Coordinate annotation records
******************************

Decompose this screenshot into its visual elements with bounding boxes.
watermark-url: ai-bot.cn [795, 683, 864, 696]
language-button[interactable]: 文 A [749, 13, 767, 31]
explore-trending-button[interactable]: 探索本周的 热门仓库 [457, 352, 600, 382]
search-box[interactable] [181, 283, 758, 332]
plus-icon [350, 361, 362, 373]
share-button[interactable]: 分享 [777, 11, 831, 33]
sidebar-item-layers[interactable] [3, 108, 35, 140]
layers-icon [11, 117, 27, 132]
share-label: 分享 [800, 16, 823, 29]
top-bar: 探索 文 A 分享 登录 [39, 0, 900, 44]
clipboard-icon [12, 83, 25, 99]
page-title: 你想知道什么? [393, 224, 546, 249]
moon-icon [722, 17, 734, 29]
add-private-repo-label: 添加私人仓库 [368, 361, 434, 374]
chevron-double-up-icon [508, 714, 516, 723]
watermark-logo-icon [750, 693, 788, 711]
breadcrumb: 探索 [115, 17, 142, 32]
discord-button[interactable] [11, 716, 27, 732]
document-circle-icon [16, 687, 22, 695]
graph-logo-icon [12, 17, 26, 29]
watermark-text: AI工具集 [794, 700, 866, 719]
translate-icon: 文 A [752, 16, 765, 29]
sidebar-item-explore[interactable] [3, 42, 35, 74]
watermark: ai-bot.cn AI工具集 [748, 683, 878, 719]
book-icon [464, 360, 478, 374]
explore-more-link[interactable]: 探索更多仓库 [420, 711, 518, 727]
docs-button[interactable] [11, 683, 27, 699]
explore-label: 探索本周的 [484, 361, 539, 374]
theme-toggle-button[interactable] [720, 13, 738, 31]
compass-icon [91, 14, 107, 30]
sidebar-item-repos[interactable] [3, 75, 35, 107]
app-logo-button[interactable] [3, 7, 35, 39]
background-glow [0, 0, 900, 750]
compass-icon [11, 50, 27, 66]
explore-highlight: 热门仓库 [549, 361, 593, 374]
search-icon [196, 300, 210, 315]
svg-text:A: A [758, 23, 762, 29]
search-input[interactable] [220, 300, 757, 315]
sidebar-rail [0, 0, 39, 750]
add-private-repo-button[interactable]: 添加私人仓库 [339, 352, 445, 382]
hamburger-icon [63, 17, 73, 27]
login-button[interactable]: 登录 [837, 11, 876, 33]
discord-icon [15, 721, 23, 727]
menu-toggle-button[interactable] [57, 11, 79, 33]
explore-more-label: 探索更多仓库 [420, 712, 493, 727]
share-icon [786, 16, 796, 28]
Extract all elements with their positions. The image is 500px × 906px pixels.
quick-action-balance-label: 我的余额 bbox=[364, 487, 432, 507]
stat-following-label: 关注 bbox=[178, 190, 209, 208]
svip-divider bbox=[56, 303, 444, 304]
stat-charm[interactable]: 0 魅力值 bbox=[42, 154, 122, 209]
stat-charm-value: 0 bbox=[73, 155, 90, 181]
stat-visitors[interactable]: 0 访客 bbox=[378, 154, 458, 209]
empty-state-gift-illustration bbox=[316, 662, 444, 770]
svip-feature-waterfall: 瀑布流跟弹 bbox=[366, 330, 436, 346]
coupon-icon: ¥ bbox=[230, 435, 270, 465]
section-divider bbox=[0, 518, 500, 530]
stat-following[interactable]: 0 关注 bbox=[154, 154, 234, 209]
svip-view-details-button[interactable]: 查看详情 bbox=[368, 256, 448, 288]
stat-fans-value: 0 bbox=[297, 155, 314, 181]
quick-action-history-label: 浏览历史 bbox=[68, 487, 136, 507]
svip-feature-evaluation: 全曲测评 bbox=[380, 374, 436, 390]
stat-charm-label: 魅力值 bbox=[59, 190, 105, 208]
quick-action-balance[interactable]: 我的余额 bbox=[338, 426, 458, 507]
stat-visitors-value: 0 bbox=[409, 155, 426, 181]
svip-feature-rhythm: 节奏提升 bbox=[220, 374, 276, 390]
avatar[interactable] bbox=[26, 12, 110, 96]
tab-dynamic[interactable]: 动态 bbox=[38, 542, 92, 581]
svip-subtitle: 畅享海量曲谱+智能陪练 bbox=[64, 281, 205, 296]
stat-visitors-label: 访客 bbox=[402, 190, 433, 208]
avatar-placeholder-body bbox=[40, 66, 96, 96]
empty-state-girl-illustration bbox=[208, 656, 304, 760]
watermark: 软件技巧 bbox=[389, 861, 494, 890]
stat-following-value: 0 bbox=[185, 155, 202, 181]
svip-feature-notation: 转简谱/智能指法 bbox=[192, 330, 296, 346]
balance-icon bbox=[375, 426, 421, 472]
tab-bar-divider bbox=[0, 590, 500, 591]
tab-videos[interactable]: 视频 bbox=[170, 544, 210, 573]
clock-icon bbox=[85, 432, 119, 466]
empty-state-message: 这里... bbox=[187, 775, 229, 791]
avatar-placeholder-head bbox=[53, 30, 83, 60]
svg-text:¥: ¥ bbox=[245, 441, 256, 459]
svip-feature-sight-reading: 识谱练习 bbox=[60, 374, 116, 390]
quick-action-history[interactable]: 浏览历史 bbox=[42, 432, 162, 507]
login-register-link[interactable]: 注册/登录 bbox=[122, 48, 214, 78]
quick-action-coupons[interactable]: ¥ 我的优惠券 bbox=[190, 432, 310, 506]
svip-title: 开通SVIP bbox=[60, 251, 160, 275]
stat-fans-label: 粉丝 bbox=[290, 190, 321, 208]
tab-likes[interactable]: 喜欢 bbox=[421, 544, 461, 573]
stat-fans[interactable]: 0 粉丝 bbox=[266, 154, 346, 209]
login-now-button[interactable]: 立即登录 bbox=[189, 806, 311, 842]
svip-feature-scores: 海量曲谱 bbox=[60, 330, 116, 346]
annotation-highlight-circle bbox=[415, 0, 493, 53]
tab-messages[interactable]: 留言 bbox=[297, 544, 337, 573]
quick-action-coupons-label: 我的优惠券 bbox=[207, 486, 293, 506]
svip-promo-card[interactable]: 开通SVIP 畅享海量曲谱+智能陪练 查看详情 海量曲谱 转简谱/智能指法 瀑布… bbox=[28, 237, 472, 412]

******************************

# [THE EXERCISE]
Give every line of the records above as a Markdown table with the columns Row and Line. Number the rows and leave out any blank lines.

# [TASK RESPONSE]
| Row | Line |
|---|---|
| 1 | Decompose this screenshot into its visual elements with bounding boxes. |
| 2 | watermark-url: ai-bot.cn [795, 683, 864, 696] |
| 3 | language-button[interactable]: 文 A [749, 13, 767, 31] |
| 4 | explore-trending-button[interactable]: 探索本周的 热门仓库 [457, 352, 600, 382] |
| 5 | search-box[interactable] [181, 283, 758, 332] |
| 6 | plus-icon [350, 361, 362, 373] |
| 7 | share-button[interactable]: 分享 [777, 11, 831, 33] |
| 8 | sidebar-item-layers[interactable] [3, 108, 35, 140] |
| 9 | layers-icon [11, 117, 27, 132] |
| 10 | share-label: 分享 [800, 16, 823, 29] |
| 11 | top-bar: 探索 文 A 分享 登录 [39, 0, 900, 44] |
| 12 | clipboard-icon [12, 83, 25, 99] |
| 13 | page-title: 你想知道什么? [393, 224, 546, 249] |
| 14 | moon-icon [722, 17, 734, 29] |
| 15 | add-private-repo-label: 添加私人仓库 [368, 361, 434, 374] |
| 16 | chevron-double-up-icon [508, 714, 516, 723] |
| 17 | watermark-logo-icon [750, 693, 788, 711] |
| 18 | breadcrumb: 探索 [115, 17, 142, 32] |
| 19 | discord-button[interactable] [11, 716, 27, 732] |
| 20 | document-circle-icon [16, 687, 22, 695] |
| 21 | graph-logo-icon [12, 17, 26, 29] |
| 22 | watermark-text: AI工具集 [794, 700, 866, 719] |
| 23 | translate-icon: 文 A [752, 16, 765, 29] |
| 24 | sidebar-item-explore[interactable] [3, 42, 35, 74] |
| 25 | watermark: ai-bot.cn AI工具集 [748, 683, 878, 719] |
| 26 | book-icon [464, 360, 478, 374] |
| 27 | explore-more-link[interactable]: 探索更多仓库 [420, 711, 518, 727] |
| 28 | docs-button[interactable] [11, 683, 27, 699] |
| 29 | explore-label: 探索本周的 [484, 361, 539, 374] |
| 30 | theme-toggle-button[interactable] [720, 13, 738, 31] |
| 31 | compass-icon [91, 14, 107, 30] |
| 32 | sidebar-item-repos[interactable] [3, 75, 35, 107] |
| 33 | app-logo-button[interactable] [3, 7, 35, 39] |
| 34 | background-glow [0, 0, 900, 750] |
| 35 | compass-icon [11, 50, 27, 66] |
| 36 | explore-highlight: 热门仓库 [549, 361, 593, 374] |
| 37 | search-icon [196, 300, 210, 315] |
| 38 | svg-text:A: A [758, 23, 762, 29] |
| 39 | search-input[interactable] [220, 300, 757, 315] |
| 40 | sidebar-rail [0, 0, 39, 750] |
| 41 | add-private-repo-button[interactable]: 添加私人仓库 [339, 352, 445, 382] |
| 42 | hamburger-icon [63, 17, 73, 27] |
| 43 | login-button[interactable]: 登录 [837, 11, 876, 33] |
| 44 | discord-icon [15, 721, 23, 727] |
| 45 | menu-toggle-button[interactable] [57, 11, 79, 33] |
| 46 | explore-more-label: 探索更多仓库 [420, 712, 493, 727] |
| 47 | share-icon [786, 16, 796, 28] |
| 48 | Extract all elements with their positions. The image is 500px × 906px pixels. |
| 49 | quick-action-balance-label: 我的余额 bbox=[364, 487, 432, 507] |
| 50 | stat-following-label: 关注 bbox=[178, 190, 209, 208] |
| 51 | svip-divider bbox=[56, 303, 444, 304] |
| 52 | stat-charm[interactable]: 0 魅力值 bbox=[42, 154, 122, 209] |
| 53 | stat-charm-value: 0 bbox=[73, 155, 90, 181] |
| 54 | stat-visitors[interactable]: 0 访客 bbox=[378, 154, 458, 209] |
| 55 | empty-state-gift-illustration bbox=[316, 662, 444, 770] |
| 56 | svip-feature-waterfall: 瀑布流跟弹 bbox=[366, 330, 436, 346] |
| 57 | coupon-icon: ¥ bbox=[230, 435, 270, 465] |
| 58 | section-divider bbox=[0, 518, 500, 530] |
| 59 | stat-following[interactable]: 0 关注 bbox=[154, 154, 234, 209] |
| 60 | svip-view-details-button[interactable]: 查看详情 bbox=[368, 256, 448, 288] |
| 61 | stat-fans-value: 0 bbox=[297, 155, 314, 181] |
| 62 | quick-action-history-label: 浏览历史 bbox=[68, 487, 136, 507] |
| 63 | svip-feature-evaluation: 全曲测评 bbox=[380, 374, 436, 390] |
| 64 | stat-charm-label: 魅力值 bbox=[59, 190, 105, 208] |
| 65 | quick-action-balance[interactable]: 我的余额 bbox=[338, 426, 458, 507] |
| 66 | stat-visitors-value: 0 bbox=[409, 155, 426, 181] |
| 67 | svip-feature-rhythm: 节奏提升 bbox=[220, 374, 276, 390] |
| 68 | avatar[interactable] bbox=[26, 12, 110, 96] |
| 69 | tab-dynamic[interactable]: 动态 bbox=[38, 542, 92, 581] |
| 70 | svip-subtitle: 畅享海量曲谱+智能陪练 bbox=[64, 281, 205, 296] |
| 71 | stat-visitors-label: 访客 bbox=[402, 190, 433, 208] |
| 72 | avatar-placeholder-body bbox=[40, 66, 96, 96] |
| 73 | empty-state-girl-illustration bbox=[208, 656, 304, 760] |
| 74 | watermark: 软件技巧 bbox=[389, 861, 494, 890] |
| 75 | stat-following-value: 0 bbox=[185, 155, 202, 181] |
| 76 | svip-feature-notation: 转简谱/智能指法 bbox=[192, 330, 296, 346] |
| 77 | balance-icon bbox=[375, 426, 421, 472] |
| 78 | tab-bar-divider bbox=[0, 590, 500, 591] |
| 79 | tab-videos[interactable]: 视频 bbox=[170, 544, 210, 573] |
| 80 | clock-icon bbox=[85, 432, 119, 466] |
| 81 | empty-state-message: 这里... bbox=[187, 775, 229, 791] |
| 82 | avatar-placeholder-head bbox=[53, 30, 83, 60] |
| 83 | svg-text:¥: ¥ bbox=[245, 441, 256, 459] |
| 84 | svip-feature-sight-reading: 识谱练习 bbox=[60, 374, 116, 390] |
| 85 | quick-action-history[interactable]: 浏览历史 bbox=[42, 432, 162, 507] |
| 86 | login-register-link[interactable]: 注册/登录 bbox=[122, 48, 214, 78] |
| 87 | quick-action-coupons[interactable]: ¥ 我的优惠券 bbox=[190, 432, 310, 506] |
| 88 | svip-title: 开通SVIP bbox=[60, 251, 160, 275] |
| 89 | stat-fans-label: 粉丝 bbox=[290, 190, 321, 208] |
| 90 | tab-likes[interactable]: 喜欢 bbox=[421, 544, 461, 573] |
| 91 | stat-fans[interactable]: 0 粉丝 bbox=[266, 154, 346, 209] |
| 92 | login-now-button[interactable]: 立即登录 bbox=[189, 806, 311, 842] |
| 93 | svip-feature-scores: 海量曲谱 bbox=[60, 330, 116, 346] |
| 94 | annotation-highlight-circle bbox=[415, 0, 493, 53] |
| 95 | tab-messages[interactable]: 留言 bbox=[297, 544, 337, 573] |
| 96 | quick-action-coupons-label: 我的优惠券 bbox=[207, 486, 293, 506] |
| 97 | svip-promo-card[interactable]: 开通SVIP 畅享海量曲谱+智能陪练 查看详情 海量曲谱 转简谱/智能指法 瀑布… bbox=[28, 237, 472, 412] |